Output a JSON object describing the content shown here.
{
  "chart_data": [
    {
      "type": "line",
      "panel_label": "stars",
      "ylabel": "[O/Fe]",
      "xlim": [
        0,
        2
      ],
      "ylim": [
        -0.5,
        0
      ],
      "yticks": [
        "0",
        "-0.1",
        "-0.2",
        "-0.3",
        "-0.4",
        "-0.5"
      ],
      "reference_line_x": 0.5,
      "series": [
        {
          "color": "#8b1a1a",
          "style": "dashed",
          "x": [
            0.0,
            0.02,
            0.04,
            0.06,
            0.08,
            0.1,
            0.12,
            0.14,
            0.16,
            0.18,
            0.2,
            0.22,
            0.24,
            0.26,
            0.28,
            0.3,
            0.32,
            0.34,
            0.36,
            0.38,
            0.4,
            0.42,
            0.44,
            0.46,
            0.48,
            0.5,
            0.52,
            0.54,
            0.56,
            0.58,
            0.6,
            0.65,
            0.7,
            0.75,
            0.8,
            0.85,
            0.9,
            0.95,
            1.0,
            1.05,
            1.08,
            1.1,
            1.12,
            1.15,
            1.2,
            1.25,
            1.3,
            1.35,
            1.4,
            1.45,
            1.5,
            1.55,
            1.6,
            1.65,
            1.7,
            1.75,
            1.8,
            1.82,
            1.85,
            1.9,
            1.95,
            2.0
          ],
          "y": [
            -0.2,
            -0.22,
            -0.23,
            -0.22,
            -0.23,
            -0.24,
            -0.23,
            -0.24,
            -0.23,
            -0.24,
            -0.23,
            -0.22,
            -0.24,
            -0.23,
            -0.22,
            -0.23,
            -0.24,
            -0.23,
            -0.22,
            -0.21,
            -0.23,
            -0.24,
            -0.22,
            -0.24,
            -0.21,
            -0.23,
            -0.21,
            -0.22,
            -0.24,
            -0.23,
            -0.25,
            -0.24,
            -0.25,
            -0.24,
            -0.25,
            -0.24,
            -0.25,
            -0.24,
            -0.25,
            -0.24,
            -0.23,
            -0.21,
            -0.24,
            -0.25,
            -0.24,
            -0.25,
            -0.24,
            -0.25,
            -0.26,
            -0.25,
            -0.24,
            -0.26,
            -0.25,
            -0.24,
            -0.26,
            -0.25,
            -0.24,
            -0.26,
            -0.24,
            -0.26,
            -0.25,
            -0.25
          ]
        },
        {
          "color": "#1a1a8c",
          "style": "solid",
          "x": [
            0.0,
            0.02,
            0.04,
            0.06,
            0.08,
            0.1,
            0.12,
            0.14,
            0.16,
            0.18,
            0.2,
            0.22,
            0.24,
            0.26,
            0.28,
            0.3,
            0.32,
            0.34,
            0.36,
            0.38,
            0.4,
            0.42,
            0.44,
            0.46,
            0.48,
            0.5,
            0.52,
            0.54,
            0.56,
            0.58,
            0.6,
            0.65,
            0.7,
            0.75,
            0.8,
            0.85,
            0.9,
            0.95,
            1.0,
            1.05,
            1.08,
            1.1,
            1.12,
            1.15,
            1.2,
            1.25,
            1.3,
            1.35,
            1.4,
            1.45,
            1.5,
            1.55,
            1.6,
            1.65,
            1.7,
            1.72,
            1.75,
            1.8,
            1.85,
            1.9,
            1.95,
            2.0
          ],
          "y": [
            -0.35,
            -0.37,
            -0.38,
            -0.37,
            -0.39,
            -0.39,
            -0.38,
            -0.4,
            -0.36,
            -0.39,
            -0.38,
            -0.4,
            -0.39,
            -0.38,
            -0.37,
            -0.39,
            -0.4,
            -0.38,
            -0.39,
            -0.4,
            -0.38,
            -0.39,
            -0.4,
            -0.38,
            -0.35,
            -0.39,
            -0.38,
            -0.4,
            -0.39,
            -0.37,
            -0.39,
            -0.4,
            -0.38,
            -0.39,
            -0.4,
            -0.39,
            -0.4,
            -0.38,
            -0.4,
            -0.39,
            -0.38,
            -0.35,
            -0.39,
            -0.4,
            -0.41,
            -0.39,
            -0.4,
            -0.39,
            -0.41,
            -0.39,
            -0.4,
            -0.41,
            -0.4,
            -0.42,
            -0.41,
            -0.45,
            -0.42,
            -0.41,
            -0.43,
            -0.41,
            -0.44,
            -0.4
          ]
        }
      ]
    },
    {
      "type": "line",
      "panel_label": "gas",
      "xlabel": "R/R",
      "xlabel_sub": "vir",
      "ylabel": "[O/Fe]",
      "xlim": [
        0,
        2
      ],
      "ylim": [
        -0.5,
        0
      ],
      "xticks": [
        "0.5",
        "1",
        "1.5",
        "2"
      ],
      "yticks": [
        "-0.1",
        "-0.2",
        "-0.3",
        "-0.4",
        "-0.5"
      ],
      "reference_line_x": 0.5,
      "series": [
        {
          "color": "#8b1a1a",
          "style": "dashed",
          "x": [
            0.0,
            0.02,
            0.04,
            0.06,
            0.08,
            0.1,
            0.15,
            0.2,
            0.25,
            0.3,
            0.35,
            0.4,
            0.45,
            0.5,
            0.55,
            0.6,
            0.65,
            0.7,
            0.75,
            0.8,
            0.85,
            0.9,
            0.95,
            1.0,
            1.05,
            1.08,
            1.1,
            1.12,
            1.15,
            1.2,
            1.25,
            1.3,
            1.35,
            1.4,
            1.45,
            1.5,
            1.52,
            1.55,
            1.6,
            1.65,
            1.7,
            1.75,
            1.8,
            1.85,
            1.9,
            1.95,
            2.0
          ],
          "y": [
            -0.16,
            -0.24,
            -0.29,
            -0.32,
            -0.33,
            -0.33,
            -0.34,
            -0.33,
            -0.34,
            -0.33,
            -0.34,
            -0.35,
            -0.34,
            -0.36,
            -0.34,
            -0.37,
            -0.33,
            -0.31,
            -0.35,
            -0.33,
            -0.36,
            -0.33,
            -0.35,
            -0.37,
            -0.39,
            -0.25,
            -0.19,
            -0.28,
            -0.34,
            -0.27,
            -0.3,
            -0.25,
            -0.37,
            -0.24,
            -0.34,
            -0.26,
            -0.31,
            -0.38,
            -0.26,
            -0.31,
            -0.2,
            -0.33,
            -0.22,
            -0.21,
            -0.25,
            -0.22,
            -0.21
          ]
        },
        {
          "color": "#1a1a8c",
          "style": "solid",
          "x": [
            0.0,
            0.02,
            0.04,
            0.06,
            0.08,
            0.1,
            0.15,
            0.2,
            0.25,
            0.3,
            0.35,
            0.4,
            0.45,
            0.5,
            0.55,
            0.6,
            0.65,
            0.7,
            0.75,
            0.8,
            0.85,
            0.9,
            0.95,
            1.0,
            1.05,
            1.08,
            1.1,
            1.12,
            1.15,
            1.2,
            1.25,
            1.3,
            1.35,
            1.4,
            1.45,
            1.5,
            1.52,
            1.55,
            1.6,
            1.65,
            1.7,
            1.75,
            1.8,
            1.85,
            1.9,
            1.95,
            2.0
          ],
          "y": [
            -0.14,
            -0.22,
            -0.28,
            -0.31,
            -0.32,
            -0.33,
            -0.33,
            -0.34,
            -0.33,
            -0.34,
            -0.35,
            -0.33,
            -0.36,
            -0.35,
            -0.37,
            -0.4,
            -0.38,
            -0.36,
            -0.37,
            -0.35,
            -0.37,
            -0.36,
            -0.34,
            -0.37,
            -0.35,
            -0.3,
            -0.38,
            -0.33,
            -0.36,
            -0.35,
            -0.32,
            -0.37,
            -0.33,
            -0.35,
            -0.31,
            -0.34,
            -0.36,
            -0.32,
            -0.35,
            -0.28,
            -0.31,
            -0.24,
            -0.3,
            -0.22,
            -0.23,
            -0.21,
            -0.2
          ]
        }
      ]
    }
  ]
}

══════════

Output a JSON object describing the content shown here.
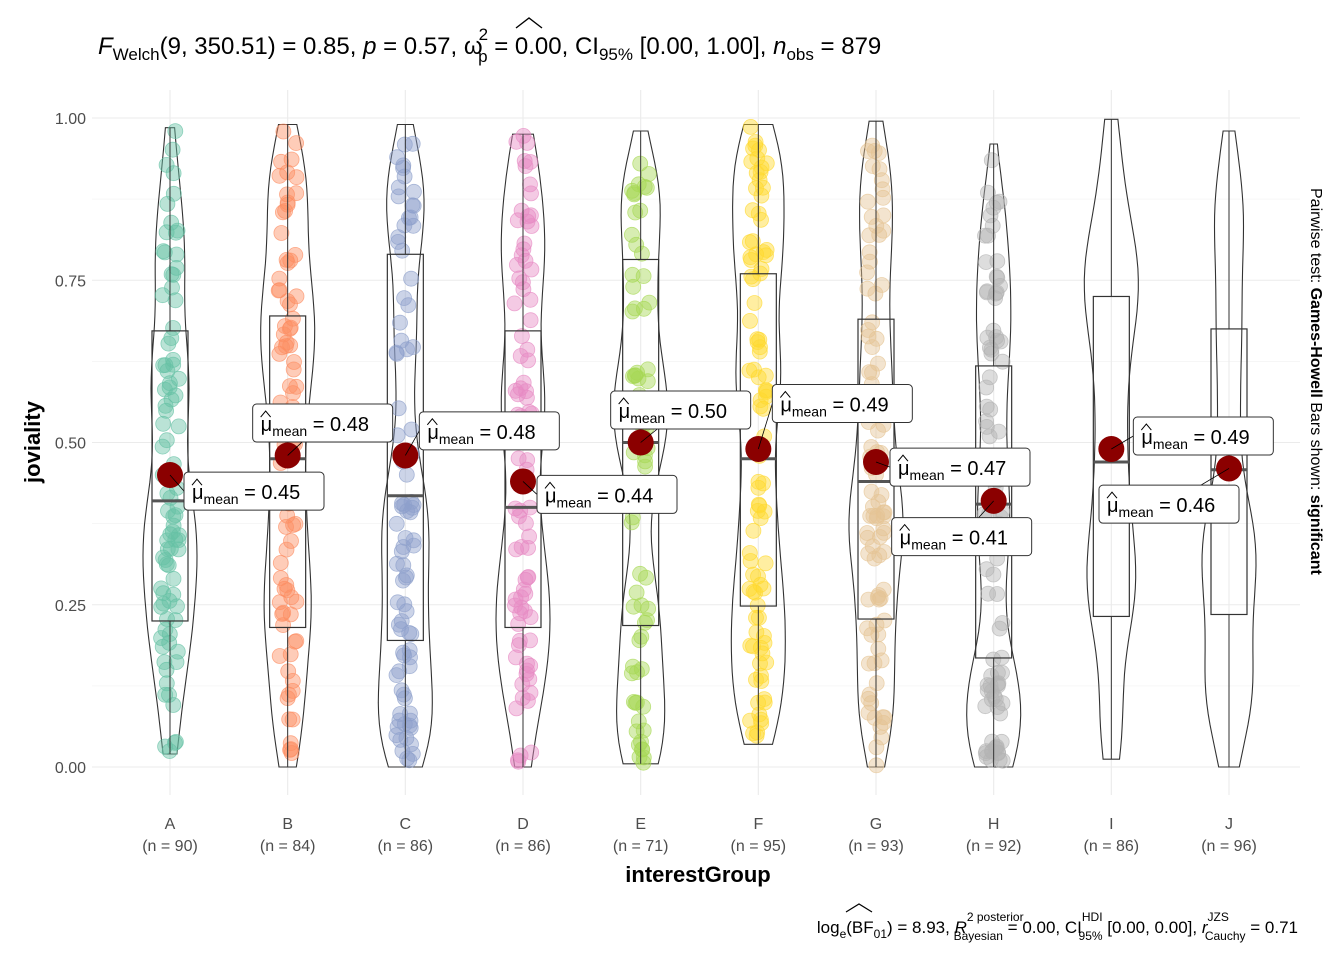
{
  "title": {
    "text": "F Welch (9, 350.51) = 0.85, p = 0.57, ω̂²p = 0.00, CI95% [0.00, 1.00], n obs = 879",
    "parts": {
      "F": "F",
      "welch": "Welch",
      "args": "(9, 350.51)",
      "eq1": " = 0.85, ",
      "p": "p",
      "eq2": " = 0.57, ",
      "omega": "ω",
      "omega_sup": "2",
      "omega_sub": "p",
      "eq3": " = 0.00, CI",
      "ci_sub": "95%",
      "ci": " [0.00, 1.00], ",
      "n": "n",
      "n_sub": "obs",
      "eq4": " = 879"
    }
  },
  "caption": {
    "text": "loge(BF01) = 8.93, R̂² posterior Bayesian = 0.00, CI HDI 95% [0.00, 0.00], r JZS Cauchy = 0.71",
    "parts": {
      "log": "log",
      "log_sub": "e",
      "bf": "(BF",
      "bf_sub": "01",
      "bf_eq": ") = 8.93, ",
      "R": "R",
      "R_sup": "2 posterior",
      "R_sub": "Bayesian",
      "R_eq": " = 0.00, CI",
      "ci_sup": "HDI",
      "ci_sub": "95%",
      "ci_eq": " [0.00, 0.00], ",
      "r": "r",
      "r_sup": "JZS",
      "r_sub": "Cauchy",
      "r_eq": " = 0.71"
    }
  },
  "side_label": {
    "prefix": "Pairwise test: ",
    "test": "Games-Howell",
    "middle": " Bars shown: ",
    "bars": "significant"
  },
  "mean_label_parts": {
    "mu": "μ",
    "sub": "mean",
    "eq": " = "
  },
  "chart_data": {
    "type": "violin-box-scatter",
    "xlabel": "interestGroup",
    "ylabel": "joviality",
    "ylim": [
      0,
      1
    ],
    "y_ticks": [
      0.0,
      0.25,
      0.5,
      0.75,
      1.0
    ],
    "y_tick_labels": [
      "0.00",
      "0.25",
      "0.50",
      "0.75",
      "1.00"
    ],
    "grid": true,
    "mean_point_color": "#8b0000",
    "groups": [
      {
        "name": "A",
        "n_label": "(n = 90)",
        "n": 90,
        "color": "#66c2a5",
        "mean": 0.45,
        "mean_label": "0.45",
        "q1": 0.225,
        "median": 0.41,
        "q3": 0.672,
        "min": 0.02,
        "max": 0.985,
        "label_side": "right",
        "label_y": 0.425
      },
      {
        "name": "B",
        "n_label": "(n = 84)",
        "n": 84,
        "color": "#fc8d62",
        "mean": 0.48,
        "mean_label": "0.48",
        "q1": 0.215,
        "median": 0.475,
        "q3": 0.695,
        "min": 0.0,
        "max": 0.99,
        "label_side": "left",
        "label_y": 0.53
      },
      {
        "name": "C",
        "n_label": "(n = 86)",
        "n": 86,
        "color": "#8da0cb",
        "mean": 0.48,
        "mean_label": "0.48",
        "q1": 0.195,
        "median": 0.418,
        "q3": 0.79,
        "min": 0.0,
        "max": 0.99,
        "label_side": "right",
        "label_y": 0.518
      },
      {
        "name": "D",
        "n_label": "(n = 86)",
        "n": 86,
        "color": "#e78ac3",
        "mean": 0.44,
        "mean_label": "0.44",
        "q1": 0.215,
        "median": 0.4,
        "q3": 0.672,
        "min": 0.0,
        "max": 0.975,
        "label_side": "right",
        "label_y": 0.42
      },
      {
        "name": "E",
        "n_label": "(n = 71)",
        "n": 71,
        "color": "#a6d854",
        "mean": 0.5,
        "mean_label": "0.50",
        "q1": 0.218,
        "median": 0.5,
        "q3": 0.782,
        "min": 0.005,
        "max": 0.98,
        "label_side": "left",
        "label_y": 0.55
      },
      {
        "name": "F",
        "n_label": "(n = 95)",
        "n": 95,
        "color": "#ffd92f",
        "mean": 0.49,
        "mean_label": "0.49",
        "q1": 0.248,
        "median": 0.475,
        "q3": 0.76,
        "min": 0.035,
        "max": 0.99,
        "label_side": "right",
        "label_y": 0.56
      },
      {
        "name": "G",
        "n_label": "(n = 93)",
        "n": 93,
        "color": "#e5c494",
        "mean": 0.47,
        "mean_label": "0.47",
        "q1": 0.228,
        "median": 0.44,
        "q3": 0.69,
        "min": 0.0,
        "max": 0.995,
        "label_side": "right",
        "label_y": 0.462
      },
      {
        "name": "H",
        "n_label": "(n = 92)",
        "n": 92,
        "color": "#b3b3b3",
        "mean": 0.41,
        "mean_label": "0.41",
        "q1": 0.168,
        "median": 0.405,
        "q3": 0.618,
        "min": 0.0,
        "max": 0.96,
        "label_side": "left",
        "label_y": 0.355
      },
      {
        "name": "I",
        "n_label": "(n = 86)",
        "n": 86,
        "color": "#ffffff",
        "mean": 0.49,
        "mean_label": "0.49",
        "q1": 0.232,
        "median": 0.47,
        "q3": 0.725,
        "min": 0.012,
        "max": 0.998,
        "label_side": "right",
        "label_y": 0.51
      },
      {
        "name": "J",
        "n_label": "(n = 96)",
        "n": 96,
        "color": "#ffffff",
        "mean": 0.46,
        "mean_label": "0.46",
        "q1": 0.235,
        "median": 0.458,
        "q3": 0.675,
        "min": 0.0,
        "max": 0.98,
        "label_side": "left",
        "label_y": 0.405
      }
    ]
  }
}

══════════

__Task prompt__. The answer should be a single number: the count of lines in the data that include the string "test".

__Task output__. 2